■ **Your goal**:
Set down the material below word for word, excluding the pictures.

■ **Exercise materials**:
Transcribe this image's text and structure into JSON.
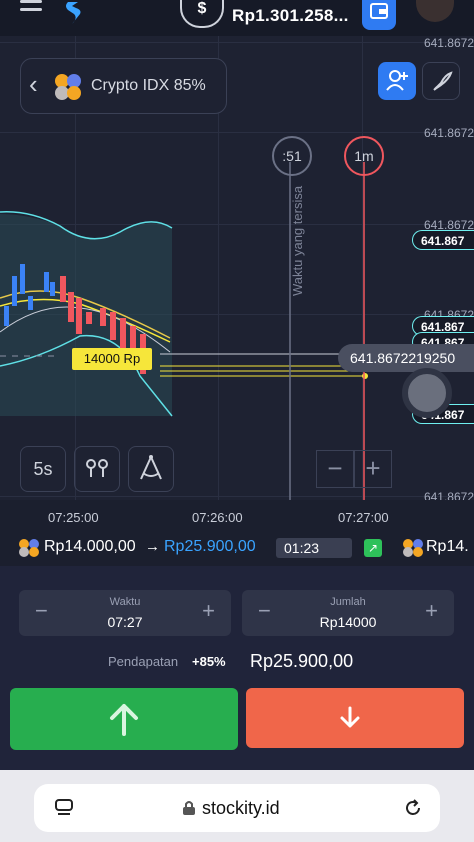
{
  "topbar": {
    "balance": "Rp1.301.258..."
  },
  "chart": {
    "asset_name": "Crypto IDX 85%",
    "price_labels": [
      "641.8672",
      "641.8672",
      "641.8672",
      "641.8672",
      "641.8672"
    ],
    "level_labels": [
      "641.867",
      "641.867",
      "641.867",
      "641.867"
    ],
    "current_price": "641.8672219250",
    "timer_expiry": ":51",
    "timer_period": "1m",
    "remaining_time_label": "Waktu yang tersisa",
    "deal_tag": "14000 Rp",
    "interval_label": "5s",
    "zoom_out": "−",
    "zoom_in": "+"
  },
  "time_axis": [
    "07:25:00",
    "07:26:00",
    "07:27:00"
  ],
  "deals": {
    "amount": "Rp14.000,00",
    "arrow": "→",
    "win": "Rp25.900,00",
    "timer": "01:23",
    "second_amount": "Rp14."
  },
  "trade_panel": {
    "time_label": "Waktu",
    "time_value": "07:27",
    "amount_label": "Jumlah",
    "amount_value": "Rp14000",
    "minus": "−",
    "plus": "+",
    "payout_label": "Pendapatan",
    "payout_percent": "+85%",
    "payout_value": "Rp25.900,00"
  },
  "browser": {
    "url": "stockity.id"
  },
  "colors": {
    "up": "#27ae4f",
    "down": "#f0664a",
    "accent": "#2f7bf2",
    "deal": "#f6e63a"
  }
}
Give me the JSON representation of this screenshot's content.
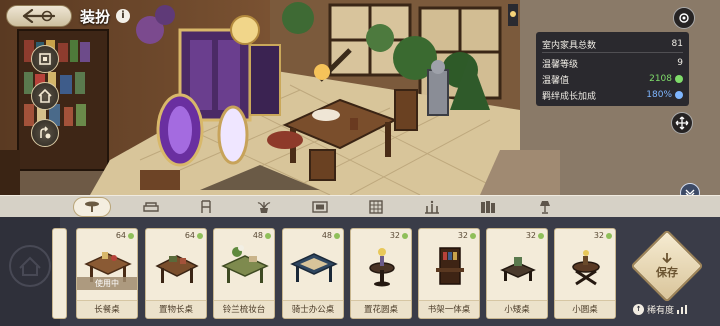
{
  "header": {
    "title": "装扮",
    "back_icon": "back-arrow-icon",
    "info_icon": "info-icon",
    "info_glyph": "i"
  },
  "side_tools": [
    {
      "icon": "layout-frame-icon"
    },
    {
      "icon": "home-icon"
    },
    {
      "icon": "rotate-hand-icon"
    }
  ],
  "top_right": {
    "screenshot_icon": "camera-icon",
    "move_icon": "move-arrows-icon"
  },
  "stats": {
    "total_label": "室内家具总数",
    "total_value": "81",
    "level_label": "温馨等级",
    "level_value": "9",
    "cozy_label": "温馨值",
    "cozy_value": "2108",
    "bond_label": "羁绊成长加成",
    "bond_value": "180%",
    "cozy_color": "#7fdc6a",
    "bond_color": "#7fb6ff"
  },
  "categories": [
    {
      "icon": "table-icon",
      "active": true
    },
    {
      "icon": "sofa-icon",
      "active": false
    },
    {
      "icon": "chair-icon",
      "active": false
    },
    {
      "icon": "plant-icon",
      "active": false
    },
    {
      "icon": "frame-icon",
      "active": false
    },
    {
      "icon": "rug-icon",
      "active": false
    },
    {
      "icon": "candle-icon",
      "active": false
    },
    {
      "icon": "books-icon",
      "active": false
    },
    {
      "icon": "lamp-icon",
      "active": false
    }
  ],
  "items": [
    {
      "name": "长餐桌",
      "count": "64",
      "in_use": "使用中"
    },
    {
      "name": "置物长桌",
      "count": "64"
    },
    {
      "name": "铃兰梳妆台",
      "count": "48"
    },
    {
      "name": "骑士办公桌",
      "count": "48"
    },
    {
      "name": "置花圆桌",
      "count": "32"
    },
    {
      "name": "书架一体桌",
      "count": "32"
    },
    {
      "name": "小矮桌",
      "count": "32"
    },
    {
      "name": "小圆桌",
      "count": "32"
    }
  ],
  "save": {
    "label": "保存"
  },
  "rarity": {
    "label": "稀有度"
  },
  "colors": {
    "accent": "#d9c49a",
    "panel": "#3a3c48",
    "card": "#f3ebd9"
  }
}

■ **Expected output**:
Transcribe this image's text and structure into JSON.
{
  "topbar": {
    "balance": "Rp1.301.258..."
  },
  "chart": {
    "asset_name": "Crypto IDX 85%",
    "price_labels": [
      "641.8672",
      "641.8672",
      "641.8672",
      "641.8672",
      "641.8672"
    ],
    "level_labels": [
      "641.867",
      "641.867",
      "641.867",
      "641.867"
    ],
    "current_price": "641.8672219250",
    "timer_expiry": ":51",
    "timer_period": "1m",
    "remaining_time_label": "Waktu yang tersisa",
    "deal_tag": "14000 Rp",
    "interval_label": "5s",
    "zoom_out": "−",
    "zoom_in": "+"
  },
  "time_axis": [
    "07:25:00",
    "07:26:00",
    "07:27:00"
  ],
  "deals": {
    "amount": "Rp14.000,00",
    "arrow": "→",
    "win": "Rp25.900,00",
    "timer": "01:23",
    "second_amount": "Rp14."
  },
  "trade_panel": {
    "time_label": "Waktu",
    "time_value": "07:27",
    "amount_label": "Jumlah",
    "amount_value": "Rp14000",
    "minus": "−",
    "plus": "+",
    "payout_label": "Pendapatan",
    "payout_percent": "+85%",
    "payout_value": "Rp25.900,00"
  },
  "browser": {
    "url": "stockity.id"
  },
  "colors": {
    "up": "#27ae4f",
    "down": "#f0664a",
    "accent": "#2f7bf2",
    "deal": "#f6e63a"
  }
}
Give me the JSON representation of this screenshot's content.
{
  "header": {
    "title": "装扮",
    "back_icon": "back-arrow-icon",
    "info_icon": "info-icon",
    "info_glyph": "i"
  },
  "side_tools": [
    {
      "icon": "layout-frame-icon"
    },
    {
      "icon": "home-icon"
    },
    {
      "icon": "rotate-hand-icon"
    }
  ],
  "top_right": {
    "screenshot_icon": "camera-icon",
    "move_icon": "move-arrows-icon"
  },
  "stats": {
    "total_label": "室内家具总数",
    "total_value": "81",
    "level_label": "温馨等级",
    "level_value": "9",
    "cozy_label": "温馨值",
    "cozy_value": "2108",
    "bond_label": "羁绊成长加成",
    "bond_value": "180%",
    "cozy_color": "#7fdc6a",
    "bond_color": "#7fb6ff"
  },
  "categories": [
    {
      "icon": "table-icon",
      "active": true
    },
    {
      "icon": "sofa-icon",
      "active": false
    },
    {
      "icon": "chair-icon",
      "active": false
    },
    {
      "icon": "plant-icon",
      "active": false
    },
    {
      "icon": "frame-icon",
      "active": false
    },
    {
      "icon": "rug-icon",
      "active": false
    },
    {
      "icon": "candle-icon",
      "active": false
    },
    {
      "icon": "books-icon",
      "active": false
    },
    {
      "icon": "lamp-icon",
      "active": false
    }
  ],
  "items": [
    {
      "name": "长餐桌",
      "count": "64",
      "in_use": "使用中"
    },
    {
      "name": "置物长桌",
      "count": "64"
    },
    {
      "name": "铃兰梳妆台",
      "count": "48"
    },
    {
      "name": "骑士办公桌",
      "count": "48"
    },
    {
      "name": "置花圆桌",
      "count": "32"
    },
    {
      "name": "书架一体桌",
      "count": "32"
    },
    {
      "name": "小矮桌",
      "count": "32"
    },
    {
      "name": "小圆桌",
      "count": "32"
    }
  ],
  "save": {
    "label": "保存"
  },
  "rarity": {
    "label": "稀有度"
  },
  "colors": {
    "accent": "#d9c49a",
    "panel": "#3a3c48",
    "card": "#f3ebd9"
  }
}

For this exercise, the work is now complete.